> _TASK REQUIREMENTS_
Repeat verbatim the lines running from the start of the items through the line containing "playlist-header: Top Videos", with both ends included.

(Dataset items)
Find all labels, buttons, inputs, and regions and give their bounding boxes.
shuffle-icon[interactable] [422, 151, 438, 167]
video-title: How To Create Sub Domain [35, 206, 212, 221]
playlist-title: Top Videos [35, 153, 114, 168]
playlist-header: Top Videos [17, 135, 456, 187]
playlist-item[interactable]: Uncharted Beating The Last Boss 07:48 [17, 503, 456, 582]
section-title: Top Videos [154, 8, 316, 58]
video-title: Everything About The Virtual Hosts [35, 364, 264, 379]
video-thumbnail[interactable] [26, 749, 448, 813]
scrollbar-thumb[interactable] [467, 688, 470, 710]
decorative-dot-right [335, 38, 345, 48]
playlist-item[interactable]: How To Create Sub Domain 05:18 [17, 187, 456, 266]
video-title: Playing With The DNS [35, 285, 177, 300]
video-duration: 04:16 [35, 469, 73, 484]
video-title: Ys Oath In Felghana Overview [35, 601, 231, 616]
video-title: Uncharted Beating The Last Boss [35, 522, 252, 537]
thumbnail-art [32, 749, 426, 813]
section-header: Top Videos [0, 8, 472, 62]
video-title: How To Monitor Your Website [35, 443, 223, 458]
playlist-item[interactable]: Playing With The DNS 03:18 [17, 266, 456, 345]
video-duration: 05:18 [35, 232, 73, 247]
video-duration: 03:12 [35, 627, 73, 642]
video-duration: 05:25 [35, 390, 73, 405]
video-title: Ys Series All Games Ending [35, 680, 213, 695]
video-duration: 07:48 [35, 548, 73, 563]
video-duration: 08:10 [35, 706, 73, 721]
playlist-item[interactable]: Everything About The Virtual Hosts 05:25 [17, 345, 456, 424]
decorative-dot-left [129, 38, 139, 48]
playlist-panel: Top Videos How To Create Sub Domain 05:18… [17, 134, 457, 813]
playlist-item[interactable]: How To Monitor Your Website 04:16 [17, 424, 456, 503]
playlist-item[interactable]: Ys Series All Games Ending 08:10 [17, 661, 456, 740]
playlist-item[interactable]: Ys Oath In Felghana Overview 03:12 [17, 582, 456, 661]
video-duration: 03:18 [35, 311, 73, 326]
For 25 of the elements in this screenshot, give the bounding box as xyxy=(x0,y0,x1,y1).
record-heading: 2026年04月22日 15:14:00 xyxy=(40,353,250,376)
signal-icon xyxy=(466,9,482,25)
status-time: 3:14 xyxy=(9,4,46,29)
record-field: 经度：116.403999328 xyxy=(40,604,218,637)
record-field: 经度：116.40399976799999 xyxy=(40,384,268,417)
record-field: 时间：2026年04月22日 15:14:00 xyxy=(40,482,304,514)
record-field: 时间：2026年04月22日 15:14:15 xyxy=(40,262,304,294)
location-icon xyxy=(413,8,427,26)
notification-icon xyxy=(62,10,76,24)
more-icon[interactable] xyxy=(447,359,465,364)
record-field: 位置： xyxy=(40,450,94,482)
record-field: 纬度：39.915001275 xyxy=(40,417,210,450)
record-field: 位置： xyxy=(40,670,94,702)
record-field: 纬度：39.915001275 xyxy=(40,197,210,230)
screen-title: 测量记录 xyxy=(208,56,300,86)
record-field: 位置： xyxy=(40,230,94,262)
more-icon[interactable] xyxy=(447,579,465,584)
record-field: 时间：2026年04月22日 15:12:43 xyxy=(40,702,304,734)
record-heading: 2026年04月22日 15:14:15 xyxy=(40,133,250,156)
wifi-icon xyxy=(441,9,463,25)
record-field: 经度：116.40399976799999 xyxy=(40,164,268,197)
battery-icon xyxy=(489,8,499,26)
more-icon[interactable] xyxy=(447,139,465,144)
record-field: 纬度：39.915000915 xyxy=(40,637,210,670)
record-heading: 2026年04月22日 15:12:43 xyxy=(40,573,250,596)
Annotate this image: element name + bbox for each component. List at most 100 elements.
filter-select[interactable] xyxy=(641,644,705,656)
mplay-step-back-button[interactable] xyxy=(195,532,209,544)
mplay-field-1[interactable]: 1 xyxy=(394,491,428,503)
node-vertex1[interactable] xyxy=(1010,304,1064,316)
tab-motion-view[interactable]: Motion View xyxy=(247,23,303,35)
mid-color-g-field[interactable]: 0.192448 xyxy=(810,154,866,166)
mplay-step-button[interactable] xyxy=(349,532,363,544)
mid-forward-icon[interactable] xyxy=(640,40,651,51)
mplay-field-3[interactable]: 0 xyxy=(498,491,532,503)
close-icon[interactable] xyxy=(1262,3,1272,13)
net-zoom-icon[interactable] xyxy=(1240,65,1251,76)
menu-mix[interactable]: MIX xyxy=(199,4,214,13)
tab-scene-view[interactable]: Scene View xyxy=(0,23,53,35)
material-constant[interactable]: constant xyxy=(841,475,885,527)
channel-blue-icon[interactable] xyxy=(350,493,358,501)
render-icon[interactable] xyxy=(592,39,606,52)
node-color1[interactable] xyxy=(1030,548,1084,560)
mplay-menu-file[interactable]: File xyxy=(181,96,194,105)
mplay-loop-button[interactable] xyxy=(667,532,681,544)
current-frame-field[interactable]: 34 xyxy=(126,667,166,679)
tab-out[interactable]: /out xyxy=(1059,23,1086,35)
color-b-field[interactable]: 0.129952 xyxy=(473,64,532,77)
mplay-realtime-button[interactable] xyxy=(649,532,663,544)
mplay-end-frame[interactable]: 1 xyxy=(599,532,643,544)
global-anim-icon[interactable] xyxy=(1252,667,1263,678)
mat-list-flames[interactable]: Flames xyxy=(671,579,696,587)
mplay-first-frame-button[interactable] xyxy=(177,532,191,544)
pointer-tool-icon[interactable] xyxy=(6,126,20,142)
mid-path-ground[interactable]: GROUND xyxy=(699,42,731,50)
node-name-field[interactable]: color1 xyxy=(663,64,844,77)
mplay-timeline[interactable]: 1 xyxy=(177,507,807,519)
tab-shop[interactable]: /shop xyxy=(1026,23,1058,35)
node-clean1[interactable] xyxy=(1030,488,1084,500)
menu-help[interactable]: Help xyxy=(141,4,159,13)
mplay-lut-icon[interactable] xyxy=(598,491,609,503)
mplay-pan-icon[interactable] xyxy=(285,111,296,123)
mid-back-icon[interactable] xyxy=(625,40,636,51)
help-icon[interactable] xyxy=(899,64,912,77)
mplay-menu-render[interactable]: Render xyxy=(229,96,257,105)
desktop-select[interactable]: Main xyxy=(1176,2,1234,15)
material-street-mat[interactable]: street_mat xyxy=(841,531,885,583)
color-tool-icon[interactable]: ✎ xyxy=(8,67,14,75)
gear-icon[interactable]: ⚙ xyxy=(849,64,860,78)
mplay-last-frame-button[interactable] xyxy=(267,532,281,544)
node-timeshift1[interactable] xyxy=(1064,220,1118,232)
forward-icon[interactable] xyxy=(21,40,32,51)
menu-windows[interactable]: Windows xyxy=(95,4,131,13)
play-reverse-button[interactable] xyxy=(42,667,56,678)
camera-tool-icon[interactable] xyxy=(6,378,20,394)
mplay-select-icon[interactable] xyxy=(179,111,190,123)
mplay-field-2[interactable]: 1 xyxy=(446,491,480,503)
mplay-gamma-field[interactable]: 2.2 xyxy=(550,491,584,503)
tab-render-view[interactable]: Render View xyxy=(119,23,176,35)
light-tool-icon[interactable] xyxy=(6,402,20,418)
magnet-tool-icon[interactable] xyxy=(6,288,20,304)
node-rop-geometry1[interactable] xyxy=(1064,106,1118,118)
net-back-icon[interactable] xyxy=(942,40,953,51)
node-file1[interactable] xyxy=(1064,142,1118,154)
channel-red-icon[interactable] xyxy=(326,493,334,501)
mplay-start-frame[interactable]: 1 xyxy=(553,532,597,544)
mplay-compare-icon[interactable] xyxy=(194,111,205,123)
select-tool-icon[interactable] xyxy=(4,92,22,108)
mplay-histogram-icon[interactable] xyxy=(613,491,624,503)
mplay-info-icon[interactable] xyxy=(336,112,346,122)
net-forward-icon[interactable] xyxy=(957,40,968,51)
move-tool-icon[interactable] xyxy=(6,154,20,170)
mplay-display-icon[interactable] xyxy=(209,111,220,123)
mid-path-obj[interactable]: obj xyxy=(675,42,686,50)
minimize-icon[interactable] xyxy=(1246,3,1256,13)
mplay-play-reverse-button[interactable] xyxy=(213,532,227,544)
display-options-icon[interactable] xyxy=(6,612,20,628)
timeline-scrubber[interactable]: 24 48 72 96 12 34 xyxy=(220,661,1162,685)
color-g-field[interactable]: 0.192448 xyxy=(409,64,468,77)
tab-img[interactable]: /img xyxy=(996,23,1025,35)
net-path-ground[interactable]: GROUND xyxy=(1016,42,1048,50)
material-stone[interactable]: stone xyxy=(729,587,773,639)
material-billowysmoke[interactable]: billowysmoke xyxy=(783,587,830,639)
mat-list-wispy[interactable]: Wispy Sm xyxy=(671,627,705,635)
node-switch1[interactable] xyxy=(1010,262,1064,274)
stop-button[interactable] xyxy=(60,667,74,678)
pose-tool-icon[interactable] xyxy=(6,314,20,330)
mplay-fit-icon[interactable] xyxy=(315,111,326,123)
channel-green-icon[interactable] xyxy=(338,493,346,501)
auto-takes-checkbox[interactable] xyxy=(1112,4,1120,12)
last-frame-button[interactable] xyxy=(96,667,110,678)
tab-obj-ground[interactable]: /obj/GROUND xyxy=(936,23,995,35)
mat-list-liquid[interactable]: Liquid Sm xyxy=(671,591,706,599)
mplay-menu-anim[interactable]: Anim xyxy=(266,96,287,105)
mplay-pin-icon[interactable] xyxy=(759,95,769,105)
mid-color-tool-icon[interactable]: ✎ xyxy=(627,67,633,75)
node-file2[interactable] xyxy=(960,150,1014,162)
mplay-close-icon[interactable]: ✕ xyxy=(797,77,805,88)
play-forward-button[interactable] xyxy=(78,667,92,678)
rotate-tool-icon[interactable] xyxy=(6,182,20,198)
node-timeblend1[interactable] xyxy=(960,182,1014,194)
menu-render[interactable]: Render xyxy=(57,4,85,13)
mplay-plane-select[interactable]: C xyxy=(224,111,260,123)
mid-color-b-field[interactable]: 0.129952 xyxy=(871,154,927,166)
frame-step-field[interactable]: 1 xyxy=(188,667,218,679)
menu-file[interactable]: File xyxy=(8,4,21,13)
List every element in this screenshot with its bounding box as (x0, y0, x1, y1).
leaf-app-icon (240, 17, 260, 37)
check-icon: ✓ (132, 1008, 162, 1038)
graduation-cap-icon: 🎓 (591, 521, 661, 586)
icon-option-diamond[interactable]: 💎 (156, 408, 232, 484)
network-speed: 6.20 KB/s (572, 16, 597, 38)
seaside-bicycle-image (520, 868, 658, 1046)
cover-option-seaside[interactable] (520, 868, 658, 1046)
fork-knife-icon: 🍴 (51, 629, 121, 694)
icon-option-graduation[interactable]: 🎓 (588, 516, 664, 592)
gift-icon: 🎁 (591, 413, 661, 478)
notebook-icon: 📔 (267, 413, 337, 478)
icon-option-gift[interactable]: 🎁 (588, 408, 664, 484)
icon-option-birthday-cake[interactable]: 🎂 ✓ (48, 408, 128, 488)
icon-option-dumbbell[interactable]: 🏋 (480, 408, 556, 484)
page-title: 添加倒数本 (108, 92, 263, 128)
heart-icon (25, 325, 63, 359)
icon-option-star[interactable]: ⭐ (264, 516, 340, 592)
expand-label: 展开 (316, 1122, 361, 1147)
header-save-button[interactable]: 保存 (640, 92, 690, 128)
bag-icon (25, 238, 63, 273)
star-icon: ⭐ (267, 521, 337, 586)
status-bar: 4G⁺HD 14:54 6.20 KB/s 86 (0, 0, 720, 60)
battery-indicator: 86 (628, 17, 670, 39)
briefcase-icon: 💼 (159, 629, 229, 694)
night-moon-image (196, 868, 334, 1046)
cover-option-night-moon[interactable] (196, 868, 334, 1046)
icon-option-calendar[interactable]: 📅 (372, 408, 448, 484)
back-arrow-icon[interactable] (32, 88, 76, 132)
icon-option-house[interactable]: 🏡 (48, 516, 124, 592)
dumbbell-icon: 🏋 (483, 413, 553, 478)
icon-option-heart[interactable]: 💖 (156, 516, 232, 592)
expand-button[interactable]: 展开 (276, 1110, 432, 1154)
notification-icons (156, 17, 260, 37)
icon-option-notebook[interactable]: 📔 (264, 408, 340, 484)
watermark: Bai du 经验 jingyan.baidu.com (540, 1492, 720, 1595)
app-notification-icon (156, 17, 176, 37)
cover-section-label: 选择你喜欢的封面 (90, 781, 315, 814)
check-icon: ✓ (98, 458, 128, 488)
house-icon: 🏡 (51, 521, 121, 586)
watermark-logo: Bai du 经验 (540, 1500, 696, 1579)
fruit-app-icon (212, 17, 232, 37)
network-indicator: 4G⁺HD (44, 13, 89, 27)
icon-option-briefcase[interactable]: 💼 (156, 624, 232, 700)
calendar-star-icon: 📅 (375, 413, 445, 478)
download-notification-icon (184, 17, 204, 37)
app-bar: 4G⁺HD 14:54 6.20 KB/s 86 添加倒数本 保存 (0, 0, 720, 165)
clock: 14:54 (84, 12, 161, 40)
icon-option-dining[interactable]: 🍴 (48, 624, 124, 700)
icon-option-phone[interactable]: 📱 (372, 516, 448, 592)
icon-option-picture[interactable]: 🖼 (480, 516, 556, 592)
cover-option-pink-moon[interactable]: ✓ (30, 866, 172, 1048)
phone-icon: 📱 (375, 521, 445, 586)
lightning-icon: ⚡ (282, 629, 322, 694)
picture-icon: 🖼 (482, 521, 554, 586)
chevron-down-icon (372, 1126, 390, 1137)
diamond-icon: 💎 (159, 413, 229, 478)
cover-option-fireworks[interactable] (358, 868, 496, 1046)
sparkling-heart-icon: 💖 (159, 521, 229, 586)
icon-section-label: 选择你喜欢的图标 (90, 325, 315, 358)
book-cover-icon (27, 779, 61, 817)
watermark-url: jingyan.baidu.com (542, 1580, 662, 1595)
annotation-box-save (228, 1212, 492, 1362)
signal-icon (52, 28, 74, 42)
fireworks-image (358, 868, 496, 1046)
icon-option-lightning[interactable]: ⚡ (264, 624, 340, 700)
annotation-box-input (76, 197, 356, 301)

> _THE SOLUTION_
Find all labels, buttons, inputs, and regions and give their bounding boxes.
shuffle-icon[interactable] [422, 151, 438, 167]
video-title: How To Create Sub Domain [35, 206, 212, 221]
playlist-title: Top Videos [35, 153, 114, 168]
playlist-header: Top Videos [17, 135, 456, 187]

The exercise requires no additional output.